> [WHAT YOU NEED TO DO] Among these lines, how many include "object"? Answer only with the number.

● ● ●

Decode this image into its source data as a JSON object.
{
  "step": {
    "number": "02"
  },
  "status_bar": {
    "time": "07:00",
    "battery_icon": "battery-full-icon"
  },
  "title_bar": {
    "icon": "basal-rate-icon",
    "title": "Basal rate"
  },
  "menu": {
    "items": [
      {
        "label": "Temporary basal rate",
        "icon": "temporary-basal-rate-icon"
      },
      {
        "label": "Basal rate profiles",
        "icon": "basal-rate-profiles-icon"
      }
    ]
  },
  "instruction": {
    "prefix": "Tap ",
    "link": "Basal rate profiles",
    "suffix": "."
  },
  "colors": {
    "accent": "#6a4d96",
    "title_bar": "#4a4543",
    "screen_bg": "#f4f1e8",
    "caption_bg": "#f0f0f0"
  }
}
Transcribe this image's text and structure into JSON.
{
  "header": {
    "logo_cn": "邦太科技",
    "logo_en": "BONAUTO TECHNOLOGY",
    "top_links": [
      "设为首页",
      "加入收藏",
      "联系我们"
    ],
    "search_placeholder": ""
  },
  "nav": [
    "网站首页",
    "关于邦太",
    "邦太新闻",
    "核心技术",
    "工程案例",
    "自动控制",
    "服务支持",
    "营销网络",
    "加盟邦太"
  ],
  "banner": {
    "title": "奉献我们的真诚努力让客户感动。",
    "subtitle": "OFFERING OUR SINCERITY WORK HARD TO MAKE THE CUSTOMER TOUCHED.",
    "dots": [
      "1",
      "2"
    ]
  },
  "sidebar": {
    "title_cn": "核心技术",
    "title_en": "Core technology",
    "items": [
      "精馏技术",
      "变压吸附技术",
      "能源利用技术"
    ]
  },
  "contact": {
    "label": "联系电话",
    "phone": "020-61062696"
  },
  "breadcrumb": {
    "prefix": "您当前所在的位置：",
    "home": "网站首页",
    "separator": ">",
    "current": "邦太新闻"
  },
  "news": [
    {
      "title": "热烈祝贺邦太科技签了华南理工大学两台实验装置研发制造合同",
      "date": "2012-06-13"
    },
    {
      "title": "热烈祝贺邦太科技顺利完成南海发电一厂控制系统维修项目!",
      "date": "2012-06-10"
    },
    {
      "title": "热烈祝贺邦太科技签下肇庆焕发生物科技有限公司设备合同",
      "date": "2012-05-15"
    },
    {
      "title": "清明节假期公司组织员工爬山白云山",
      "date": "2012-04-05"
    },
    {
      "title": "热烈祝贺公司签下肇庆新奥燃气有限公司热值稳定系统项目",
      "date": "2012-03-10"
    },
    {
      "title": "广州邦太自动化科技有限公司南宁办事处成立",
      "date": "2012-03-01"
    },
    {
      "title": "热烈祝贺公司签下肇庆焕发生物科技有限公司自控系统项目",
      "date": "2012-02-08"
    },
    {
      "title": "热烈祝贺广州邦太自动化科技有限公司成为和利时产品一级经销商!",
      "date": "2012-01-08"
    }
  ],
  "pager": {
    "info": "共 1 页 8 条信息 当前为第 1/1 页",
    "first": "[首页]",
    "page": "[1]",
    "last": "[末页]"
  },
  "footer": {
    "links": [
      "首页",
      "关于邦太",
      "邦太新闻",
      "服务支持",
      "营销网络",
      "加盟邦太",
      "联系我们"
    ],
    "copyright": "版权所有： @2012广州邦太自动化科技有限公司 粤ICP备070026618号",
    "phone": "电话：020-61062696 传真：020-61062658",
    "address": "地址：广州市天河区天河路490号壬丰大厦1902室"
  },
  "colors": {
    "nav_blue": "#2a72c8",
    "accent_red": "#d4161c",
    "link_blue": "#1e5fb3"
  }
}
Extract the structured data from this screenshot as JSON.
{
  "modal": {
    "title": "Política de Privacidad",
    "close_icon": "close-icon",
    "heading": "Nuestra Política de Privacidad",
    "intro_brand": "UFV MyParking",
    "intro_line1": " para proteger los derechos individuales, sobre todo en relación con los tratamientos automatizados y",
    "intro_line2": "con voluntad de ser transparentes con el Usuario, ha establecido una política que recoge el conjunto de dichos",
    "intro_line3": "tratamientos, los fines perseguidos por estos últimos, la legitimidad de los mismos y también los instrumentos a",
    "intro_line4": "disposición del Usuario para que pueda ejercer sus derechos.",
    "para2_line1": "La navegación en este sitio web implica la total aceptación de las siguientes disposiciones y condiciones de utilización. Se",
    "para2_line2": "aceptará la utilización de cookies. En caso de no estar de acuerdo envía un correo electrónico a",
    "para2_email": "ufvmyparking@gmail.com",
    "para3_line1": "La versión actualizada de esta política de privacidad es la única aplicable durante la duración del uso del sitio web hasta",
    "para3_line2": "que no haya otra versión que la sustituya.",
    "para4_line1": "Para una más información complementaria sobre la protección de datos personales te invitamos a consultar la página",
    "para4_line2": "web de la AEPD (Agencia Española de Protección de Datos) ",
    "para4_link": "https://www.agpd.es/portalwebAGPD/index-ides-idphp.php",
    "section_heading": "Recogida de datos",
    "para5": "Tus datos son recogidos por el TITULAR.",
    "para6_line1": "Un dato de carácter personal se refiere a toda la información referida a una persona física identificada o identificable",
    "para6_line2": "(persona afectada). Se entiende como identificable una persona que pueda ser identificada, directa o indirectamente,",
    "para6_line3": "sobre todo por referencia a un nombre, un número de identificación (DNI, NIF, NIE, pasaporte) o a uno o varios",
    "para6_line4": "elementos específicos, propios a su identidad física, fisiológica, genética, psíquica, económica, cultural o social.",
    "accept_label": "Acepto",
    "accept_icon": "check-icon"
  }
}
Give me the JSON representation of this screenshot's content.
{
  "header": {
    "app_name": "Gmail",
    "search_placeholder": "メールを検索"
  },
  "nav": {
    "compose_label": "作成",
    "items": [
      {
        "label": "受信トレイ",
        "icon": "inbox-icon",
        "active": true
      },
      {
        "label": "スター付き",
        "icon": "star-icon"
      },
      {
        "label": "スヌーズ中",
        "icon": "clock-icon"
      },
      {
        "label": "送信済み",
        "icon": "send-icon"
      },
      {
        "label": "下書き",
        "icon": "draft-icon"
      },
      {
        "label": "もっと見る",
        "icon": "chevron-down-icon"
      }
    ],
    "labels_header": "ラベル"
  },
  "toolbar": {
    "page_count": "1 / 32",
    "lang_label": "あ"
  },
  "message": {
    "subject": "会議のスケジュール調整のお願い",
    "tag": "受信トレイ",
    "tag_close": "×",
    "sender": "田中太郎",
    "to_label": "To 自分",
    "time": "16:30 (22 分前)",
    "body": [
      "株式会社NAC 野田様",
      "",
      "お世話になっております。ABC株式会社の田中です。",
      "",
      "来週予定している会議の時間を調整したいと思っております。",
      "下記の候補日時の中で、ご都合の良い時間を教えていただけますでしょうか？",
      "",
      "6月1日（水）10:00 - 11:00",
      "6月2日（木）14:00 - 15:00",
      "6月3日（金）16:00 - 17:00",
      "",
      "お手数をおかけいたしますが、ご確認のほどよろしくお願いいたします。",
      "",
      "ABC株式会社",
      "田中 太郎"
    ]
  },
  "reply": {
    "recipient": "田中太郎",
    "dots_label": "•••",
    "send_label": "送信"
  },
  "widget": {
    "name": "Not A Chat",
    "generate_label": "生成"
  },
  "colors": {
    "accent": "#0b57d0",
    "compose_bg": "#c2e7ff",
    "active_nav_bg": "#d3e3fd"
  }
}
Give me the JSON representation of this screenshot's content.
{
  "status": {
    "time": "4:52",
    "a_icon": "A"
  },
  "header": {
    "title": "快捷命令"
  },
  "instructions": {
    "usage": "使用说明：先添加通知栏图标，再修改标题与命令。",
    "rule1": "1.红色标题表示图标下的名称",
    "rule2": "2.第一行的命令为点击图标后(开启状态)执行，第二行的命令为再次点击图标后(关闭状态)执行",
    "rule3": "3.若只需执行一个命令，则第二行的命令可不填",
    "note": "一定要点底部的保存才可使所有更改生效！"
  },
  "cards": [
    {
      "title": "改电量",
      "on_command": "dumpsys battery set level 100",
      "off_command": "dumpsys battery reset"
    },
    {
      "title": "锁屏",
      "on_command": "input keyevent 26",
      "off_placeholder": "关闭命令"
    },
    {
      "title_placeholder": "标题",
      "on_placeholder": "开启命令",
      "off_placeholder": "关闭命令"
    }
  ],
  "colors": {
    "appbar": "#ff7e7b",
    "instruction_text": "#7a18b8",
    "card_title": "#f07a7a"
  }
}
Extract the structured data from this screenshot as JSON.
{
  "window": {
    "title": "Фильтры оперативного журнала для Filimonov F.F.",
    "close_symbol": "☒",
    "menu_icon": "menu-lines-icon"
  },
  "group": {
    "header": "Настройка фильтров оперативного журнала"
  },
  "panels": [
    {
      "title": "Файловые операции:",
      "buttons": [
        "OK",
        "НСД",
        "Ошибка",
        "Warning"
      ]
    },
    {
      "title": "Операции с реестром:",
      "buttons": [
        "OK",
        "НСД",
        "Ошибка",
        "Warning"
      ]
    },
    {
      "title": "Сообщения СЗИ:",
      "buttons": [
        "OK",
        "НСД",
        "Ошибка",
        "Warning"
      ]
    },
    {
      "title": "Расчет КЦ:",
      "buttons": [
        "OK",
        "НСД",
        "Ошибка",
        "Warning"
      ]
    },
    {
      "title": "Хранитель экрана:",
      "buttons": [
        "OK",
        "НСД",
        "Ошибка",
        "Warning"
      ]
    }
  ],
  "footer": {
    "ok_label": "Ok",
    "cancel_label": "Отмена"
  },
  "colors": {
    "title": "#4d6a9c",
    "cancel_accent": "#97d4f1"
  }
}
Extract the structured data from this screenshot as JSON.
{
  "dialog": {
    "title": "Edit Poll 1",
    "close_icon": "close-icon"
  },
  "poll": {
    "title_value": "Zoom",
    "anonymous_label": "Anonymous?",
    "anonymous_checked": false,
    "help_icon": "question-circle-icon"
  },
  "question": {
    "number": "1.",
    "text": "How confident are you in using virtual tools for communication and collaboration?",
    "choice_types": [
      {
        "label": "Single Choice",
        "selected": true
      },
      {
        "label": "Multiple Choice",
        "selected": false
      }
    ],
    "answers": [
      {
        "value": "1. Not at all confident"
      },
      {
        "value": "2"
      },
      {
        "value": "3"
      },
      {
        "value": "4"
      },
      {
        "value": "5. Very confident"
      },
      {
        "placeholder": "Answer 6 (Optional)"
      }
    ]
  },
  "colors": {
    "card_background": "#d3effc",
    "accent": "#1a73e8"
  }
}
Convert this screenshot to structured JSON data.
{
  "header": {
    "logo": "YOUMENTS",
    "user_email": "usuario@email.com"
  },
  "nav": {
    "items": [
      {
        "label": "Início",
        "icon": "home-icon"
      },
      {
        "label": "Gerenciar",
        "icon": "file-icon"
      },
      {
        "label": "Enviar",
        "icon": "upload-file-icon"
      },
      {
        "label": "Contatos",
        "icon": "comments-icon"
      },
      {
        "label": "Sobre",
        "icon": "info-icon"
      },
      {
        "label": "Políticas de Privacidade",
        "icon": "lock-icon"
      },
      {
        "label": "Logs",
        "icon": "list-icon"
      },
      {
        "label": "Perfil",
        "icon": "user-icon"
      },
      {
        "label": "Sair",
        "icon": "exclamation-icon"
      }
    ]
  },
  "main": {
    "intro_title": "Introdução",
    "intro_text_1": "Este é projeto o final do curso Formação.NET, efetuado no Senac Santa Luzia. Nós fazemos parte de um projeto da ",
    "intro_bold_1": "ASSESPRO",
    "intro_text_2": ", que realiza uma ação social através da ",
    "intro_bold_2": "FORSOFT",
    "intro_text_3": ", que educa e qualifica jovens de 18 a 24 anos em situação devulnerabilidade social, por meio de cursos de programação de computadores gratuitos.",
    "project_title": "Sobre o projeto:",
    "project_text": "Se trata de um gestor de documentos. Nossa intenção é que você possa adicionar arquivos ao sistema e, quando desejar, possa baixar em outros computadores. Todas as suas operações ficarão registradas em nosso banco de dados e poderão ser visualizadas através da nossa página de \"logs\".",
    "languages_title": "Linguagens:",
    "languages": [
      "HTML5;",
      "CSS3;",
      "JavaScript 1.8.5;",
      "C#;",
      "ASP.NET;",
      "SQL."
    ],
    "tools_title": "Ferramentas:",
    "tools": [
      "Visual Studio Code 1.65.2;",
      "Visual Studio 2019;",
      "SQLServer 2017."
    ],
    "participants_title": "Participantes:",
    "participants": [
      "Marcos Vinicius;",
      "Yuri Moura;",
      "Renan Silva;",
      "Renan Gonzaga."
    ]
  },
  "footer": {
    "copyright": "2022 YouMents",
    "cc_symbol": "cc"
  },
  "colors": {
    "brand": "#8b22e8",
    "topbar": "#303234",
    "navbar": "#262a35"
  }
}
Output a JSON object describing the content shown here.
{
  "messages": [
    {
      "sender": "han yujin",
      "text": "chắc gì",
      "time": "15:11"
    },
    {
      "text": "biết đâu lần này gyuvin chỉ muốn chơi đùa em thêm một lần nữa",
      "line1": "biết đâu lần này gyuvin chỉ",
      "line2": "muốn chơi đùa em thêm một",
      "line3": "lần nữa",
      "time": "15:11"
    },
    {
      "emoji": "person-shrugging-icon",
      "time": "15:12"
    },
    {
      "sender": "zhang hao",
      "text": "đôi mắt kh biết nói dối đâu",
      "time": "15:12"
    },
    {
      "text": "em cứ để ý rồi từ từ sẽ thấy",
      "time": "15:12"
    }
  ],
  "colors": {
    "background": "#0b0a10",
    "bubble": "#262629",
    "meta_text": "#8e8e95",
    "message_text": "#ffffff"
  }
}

● ● ●

> [FULL RESPONSE] 2